- DATASET RECORDS:
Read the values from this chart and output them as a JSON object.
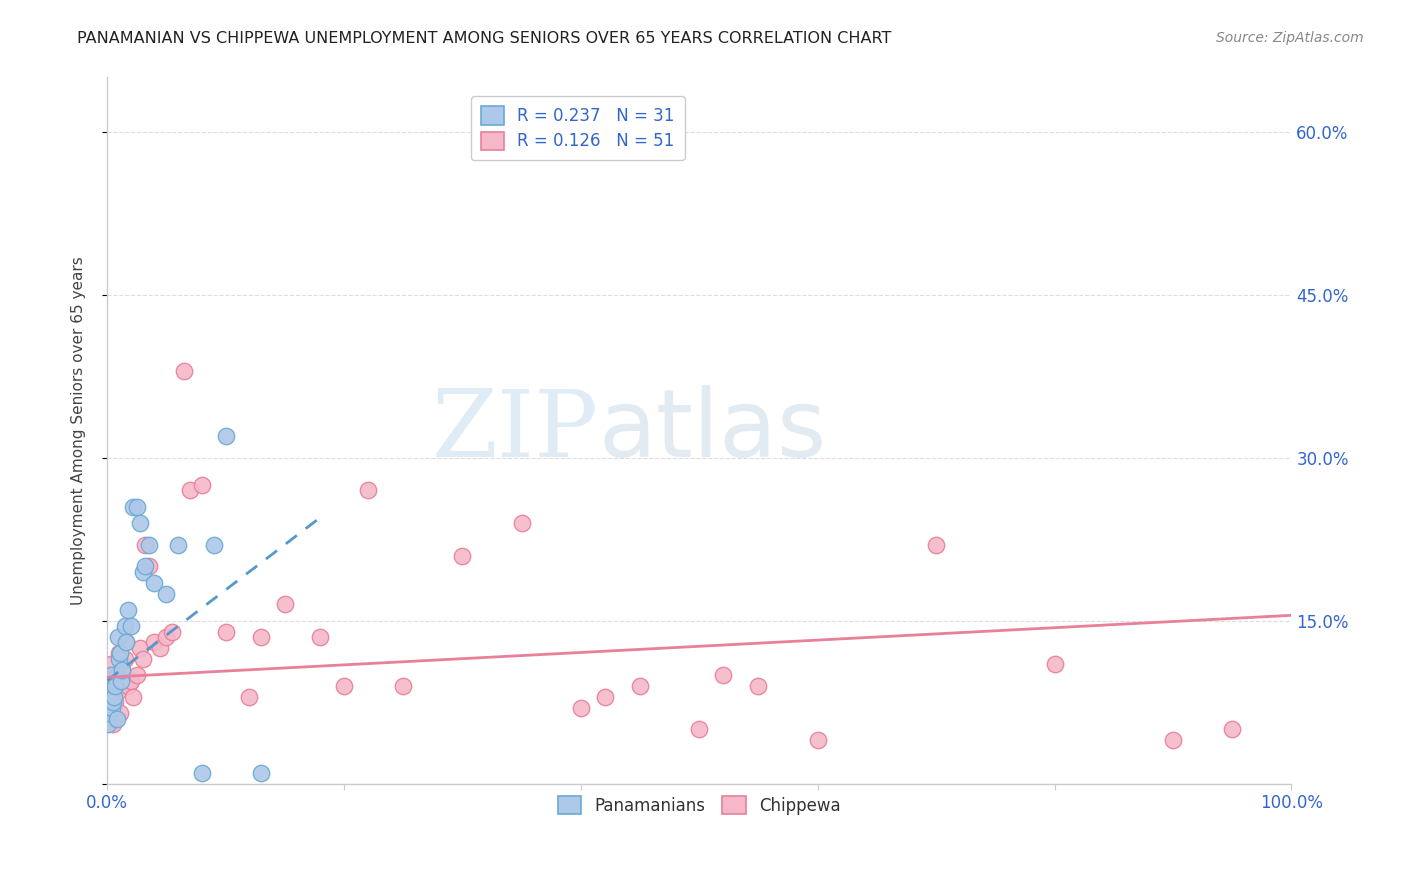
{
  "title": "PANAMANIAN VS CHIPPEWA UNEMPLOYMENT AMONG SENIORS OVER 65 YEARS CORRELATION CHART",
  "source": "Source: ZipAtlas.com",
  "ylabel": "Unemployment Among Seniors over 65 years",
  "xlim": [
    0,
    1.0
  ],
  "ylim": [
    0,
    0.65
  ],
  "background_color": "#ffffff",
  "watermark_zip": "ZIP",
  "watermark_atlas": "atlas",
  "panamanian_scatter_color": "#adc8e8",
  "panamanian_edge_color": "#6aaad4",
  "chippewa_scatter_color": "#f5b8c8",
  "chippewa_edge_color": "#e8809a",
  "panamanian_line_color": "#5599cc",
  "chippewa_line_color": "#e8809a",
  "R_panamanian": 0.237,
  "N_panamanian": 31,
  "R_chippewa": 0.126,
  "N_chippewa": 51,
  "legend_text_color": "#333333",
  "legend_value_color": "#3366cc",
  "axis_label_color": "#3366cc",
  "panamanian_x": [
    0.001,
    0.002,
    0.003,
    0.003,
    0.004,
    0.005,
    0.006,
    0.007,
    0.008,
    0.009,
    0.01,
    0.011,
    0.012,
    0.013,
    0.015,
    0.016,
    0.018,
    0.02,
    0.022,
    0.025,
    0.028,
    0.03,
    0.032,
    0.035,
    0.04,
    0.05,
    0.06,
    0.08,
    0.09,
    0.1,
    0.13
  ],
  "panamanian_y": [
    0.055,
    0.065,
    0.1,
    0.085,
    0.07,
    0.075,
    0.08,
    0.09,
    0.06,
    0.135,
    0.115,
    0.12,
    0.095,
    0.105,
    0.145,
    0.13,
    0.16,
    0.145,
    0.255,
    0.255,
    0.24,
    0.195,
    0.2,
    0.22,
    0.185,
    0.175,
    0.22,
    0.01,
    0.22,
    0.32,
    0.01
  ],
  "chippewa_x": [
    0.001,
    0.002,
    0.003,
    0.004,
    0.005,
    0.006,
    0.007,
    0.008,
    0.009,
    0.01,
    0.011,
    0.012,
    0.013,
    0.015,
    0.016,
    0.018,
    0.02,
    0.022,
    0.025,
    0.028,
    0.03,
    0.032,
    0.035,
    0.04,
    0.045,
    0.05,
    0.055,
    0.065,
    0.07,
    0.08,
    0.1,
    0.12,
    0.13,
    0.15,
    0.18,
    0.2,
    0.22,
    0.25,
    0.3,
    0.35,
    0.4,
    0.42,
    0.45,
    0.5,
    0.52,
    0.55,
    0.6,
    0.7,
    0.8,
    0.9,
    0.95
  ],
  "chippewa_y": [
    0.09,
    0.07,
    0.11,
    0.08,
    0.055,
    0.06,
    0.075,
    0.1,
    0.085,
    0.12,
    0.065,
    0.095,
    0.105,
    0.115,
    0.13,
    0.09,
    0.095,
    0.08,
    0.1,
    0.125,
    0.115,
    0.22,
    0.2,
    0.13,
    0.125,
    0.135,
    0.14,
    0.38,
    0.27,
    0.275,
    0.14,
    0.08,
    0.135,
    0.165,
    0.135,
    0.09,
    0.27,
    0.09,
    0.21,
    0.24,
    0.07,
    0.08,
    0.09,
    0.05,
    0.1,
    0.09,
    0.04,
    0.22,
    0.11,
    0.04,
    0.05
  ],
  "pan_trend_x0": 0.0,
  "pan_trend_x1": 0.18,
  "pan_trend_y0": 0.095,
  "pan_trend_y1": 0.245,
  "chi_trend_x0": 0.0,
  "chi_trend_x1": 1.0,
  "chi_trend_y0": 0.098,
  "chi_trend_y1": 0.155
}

...

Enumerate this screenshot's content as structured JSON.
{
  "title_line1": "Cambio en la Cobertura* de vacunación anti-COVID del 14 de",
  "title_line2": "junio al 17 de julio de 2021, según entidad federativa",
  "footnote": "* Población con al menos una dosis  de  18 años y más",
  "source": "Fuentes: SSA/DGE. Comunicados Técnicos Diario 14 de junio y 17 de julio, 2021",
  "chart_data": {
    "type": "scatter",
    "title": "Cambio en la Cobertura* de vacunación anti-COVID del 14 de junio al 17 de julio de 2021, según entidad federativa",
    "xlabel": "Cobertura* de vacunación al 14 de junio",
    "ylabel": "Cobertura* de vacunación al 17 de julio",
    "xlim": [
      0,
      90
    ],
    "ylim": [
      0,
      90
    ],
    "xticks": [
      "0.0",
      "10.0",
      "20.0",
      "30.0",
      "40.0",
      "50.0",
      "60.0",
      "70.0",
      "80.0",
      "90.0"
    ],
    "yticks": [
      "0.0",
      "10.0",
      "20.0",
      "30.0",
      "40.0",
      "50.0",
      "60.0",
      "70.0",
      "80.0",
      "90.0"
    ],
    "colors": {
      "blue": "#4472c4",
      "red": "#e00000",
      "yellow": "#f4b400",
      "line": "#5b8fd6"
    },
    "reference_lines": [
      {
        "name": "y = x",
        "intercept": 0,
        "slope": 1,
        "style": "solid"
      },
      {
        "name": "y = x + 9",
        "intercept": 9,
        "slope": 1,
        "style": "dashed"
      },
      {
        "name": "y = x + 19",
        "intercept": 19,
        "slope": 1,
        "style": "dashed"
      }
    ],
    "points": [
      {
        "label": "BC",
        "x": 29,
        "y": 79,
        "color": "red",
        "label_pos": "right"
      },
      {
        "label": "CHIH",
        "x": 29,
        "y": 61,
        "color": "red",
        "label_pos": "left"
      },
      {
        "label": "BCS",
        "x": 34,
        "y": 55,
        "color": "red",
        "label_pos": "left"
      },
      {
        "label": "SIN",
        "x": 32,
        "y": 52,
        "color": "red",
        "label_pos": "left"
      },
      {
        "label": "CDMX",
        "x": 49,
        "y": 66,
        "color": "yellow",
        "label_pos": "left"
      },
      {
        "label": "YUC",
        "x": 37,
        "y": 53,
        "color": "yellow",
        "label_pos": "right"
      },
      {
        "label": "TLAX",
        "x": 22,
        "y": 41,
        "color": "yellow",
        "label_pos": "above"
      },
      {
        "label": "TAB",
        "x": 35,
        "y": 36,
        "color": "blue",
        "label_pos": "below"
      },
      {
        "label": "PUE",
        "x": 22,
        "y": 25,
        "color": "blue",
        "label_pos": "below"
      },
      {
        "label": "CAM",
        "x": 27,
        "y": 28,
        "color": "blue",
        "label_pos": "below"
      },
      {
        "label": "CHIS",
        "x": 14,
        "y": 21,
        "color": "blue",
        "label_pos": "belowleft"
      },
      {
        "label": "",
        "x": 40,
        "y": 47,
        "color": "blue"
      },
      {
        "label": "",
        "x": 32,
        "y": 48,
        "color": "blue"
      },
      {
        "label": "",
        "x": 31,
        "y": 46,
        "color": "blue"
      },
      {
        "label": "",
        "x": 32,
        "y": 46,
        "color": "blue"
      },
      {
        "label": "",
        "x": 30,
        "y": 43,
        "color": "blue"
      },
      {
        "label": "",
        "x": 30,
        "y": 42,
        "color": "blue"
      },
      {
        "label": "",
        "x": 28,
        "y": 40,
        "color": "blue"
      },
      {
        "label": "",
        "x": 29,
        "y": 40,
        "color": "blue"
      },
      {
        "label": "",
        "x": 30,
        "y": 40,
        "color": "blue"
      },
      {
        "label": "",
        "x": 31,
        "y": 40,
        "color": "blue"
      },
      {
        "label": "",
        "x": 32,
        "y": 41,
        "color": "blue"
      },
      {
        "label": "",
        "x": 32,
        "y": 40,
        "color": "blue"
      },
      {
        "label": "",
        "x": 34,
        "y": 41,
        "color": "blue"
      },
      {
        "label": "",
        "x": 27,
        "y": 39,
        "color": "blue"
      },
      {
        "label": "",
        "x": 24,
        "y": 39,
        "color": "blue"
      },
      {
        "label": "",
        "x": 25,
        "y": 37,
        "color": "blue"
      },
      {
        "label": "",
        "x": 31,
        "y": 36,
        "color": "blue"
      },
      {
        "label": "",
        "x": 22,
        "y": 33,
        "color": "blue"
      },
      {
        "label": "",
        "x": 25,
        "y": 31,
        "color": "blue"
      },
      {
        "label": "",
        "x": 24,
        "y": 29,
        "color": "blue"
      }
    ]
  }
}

==

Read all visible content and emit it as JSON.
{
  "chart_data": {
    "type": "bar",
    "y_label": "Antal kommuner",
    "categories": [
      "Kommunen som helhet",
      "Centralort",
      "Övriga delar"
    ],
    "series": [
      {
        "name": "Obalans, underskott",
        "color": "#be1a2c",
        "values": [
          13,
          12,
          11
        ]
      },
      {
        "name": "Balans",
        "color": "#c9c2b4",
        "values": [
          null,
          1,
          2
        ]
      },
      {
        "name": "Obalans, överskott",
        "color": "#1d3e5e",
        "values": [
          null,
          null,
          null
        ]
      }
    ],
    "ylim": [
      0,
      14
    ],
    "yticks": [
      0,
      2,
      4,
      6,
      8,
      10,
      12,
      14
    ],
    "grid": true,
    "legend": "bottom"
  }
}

- YOUR TASK: Pick out each line in the material containing "Obalans".

- FINISHED EXERCISE:
        "name": "Obalans, underskott",
        "name": "Obalans, överskott",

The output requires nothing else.